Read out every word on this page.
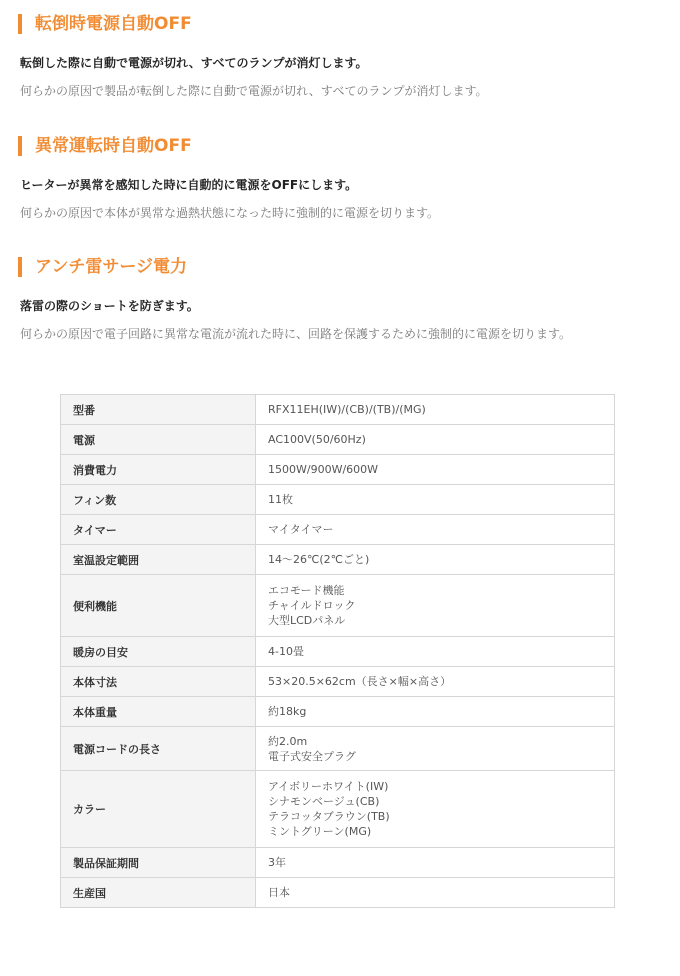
転倒時電源自動OFF

転倒した際に自動で電源が切れ、すべてのランプが消灯します。

何らかの原因で製品が転倒した際に自動で電源が切れ、すべてのランプが消灯します。

異常運転時自動OFF

ヒーターが異常を感知した時に自動的に電源をOFFにします。

何らかの原因で本体が異常な過熱状態になった時に強制的に電源を切ります。

アンチ雷サージ電力

落雷の際のショートを防ぎます。

何らかの原因で電子回路に異常な電流が流れた時に、回路を保護するために強制的に電源を切ります。

型番	RFX11EH(IW)/(CB)/(TB)/(MG)

電源	AC100V(50/60Hz)

消費電力	1500W/900W/600W

フィン数	11枚

タイマー	マイタイマー

室温設定範囲	14〜26℃(2℃ごと)

便利機能	エコモード機能
チャイルドロック
大型LCDパネル

暖房の目安	4-10畳

本体寸法	53×20.5×62cm（長さ×幅×高さ）

本体重量	約18kg

電源コードの長さ	約2.0m
電子式安全プラグ

カラー	アイボリーホワイト(IW)
シナモンベージュ(CB)
テラコッタブラウン(TB)
ミントグリーン(MG)

製品保証期間	3年

生産国	日本
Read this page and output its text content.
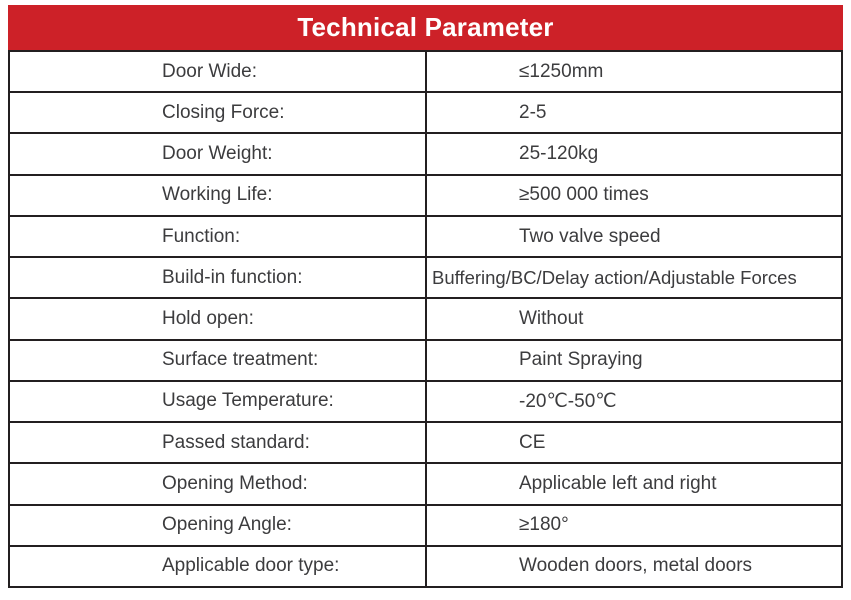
Technical Parameter
Door Wide:	≤1250mm
Closing Force:	2-5
Door Weight:	25-120kg
Working Life:	≥500 000 times
Function:	Two valve speed
Build-in function:	Buffering/BC/Delay action/Adjustable Forces
Hold open:	Without
Surface treatment:	Paint Spraying
Usage Temperature:	-20℃-50℃
Passed standard:	CE
Opening Method:	Applicable left and right
Opening Angle:	≥180°
Applicable door type:	Wooden doors, metal doors
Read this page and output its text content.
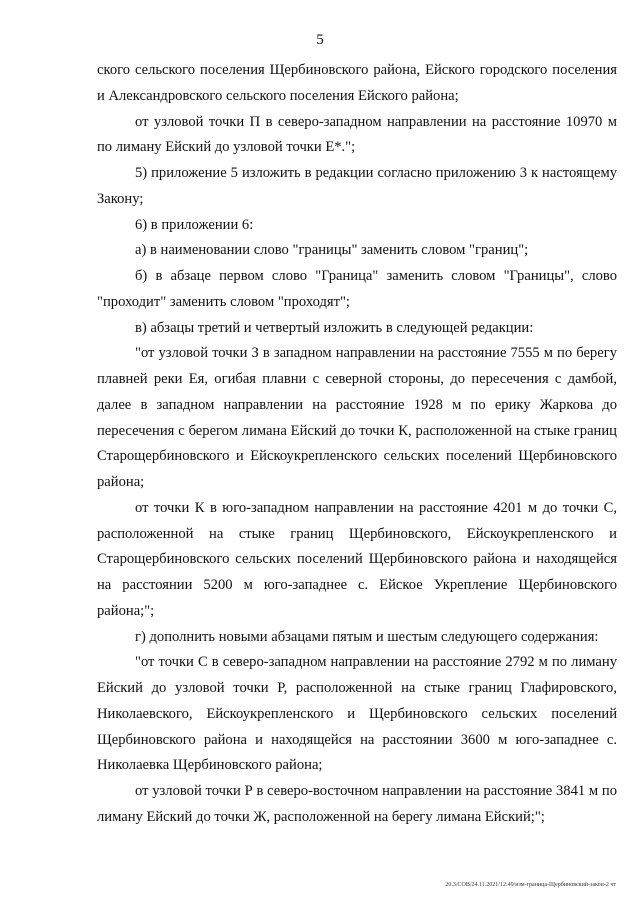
5

ского сельского поселения Щербиновского района, Ейского городского поселения и Александровского сельского поселения Ейского района;

от узловой точки П в северо-западном направлении на расстояние 10970 м по лиману Ейский до узловой точки Е*.";

5) приложение 5 изложить в редакции согласно приложению 3 к настоящему Закону;

6) в приложении 6:

а) в наименовании слово "границы" заменить словом "границ";

б) в абзаце первом слово "Граница" заменить словом "Границы", слово "проходит" заменить словом "проходят";

в) абзацы третий и четвертый изложить в следующей редакции:

"от узловой точки З в западном направлении на расстояние 7555 м по берегу плавней реки Ея, огибая плавни с северной стороны, до пересечения с дамбой, далее в западном направлении на расстояние 1928 м по ерику Жаркова до пересечения с берегом лимана Ейский до точки К, расположенной на стыке границ Старощербиновского и Ейскоукрепленского сельских поселений Щербиновского района;

от точки К в юго-западном направлении на расстояние 4201 м до точки С, расположенной на стыке границ Щербиновского, Ейскоукрепленского и Старощербиновского сельских поселений Щербиновского района и находящейся на расстоянии 5200 м юго-западнее с. Ейское Укрепление Щербиновского района;";

г) дополнить новыми абзацами пятым и шестым следующего содержания:

"от точки С в северо-западном направлении на расстояние 2792 м по лиману Ейский до узловой точки Р, расположенной на стыке границ Глафировского, Николаевского, Ейскоукрепленского и Щербиновского сельских поселений Щербиновского района и находящейся на расстоянии 3600 м юго-западнее с. Николаевка Щербиновского района;

от узловой точки Р в северо-восточном направлении на расстояние 3841 м по лиману Ейский до точки Ж, расположенной на берегу лимана Ейский;";

20.3/СОВ/24.11.2021/12:49/изм-граница-Щербиновский-закон-2 чт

────

Report the count of lines in the entries that contain the string "узловой", and nothing besides it.

4